[Data entries]
[Start]

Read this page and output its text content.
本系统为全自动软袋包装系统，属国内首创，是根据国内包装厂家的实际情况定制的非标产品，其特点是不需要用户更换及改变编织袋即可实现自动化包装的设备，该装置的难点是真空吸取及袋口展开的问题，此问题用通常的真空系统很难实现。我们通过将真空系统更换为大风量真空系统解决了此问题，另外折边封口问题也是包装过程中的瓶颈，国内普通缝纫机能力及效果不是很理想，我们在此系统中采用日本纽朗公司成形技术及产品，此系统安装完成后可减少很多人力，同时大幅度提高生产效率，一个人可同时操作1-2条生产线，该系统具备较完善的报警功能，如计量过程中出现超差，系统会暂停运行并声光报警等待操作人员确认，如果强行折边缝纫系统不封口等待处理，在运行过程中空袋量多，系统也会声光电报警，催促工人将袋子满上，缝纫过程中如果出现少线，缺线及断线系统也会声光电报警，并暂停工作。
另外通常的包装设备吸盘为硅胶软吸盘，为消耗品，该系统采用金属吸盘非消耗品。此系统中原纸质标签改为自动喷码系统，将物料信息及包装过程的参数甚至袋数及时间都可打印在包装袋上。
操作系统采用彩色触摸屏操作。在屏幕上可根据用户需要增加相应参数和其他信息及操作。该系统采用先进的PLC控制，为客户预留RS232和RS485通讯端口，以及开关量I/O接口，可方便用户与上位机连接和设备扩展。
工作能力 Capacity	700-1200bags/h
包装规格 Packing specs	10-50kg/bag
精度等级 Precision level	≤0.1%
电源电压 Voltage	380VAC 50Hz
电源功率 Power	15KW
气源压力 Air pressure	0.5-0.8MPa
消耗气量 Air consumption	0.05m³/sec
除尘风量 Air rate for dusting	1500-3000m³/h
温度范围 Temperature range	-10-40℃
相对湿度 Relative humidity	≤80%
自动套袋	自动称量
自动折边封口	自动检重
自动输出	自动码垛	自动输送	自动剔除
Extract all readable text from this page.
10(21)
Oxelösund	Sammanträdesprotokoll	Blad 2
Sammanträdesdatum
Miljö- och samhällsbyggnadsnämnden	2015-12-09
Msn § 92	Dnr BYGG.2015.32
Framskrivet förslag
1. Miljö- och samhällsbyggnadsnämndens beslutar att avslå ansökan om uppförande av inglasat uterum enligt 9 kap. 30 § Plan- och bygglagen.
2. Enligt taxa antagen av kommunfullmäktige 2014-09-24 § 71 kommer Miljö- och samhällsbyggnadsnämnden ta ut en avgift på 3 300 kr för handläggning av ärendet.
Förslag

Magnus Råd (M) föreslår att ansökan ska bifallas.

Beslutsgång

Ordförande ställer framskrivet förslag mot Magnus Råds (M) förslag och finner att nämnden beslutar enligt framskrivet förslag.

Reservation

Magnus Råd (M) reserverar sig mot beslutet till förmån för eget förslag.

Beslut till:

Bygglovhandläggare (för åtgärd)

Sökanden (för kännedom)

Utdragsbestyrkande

[End]

#### [Requirement]
From the line containing "Extract all readable text from this page." through the closing line of the material above, return every line exactly and omit all others.

#### [Task output]
Extract all readable text from this page.
10(21)
Oxelösund	Sammanträdesprotokoll	Blad 2
Sammanträdesdatum
Miljö- och samhällsbyggnadsnämnden	2015-12-09
Msn § 92	Dnr BYGG.2015.32
Framskrivet förslag
1. Miljö- och samhällsbyggnadsnämndens beslutar att avslå ansökan om uppförande av inglasat uterum enligt 9 kap. 30 § Plan- och bygglagen.
2. Enligt taxa antagen av kommunfullmäktige 2014-09-24 § 71 kommer Miljö- och samhällsbyggnadsnämnden ta ut en avgift på 3 300 kr för handläggning av ärendet.
Förslag

Magnus Råd (M) föreslår att ansökan ska bifallas.

Beslutsgång

Ordförande ställer framskrivet förslag mot Magnus Råds (M) förslag och finner att nämnden beslutar enligt framskrivet förslag.

Reservation

Magnus Råd (M) reserverar sig mot beslutet till förmån för eget förslag.

Beslut till:

Bygglovhandläggare (för åtgärd)

Sökanden (för kännedom)

Utdragsbestyrkande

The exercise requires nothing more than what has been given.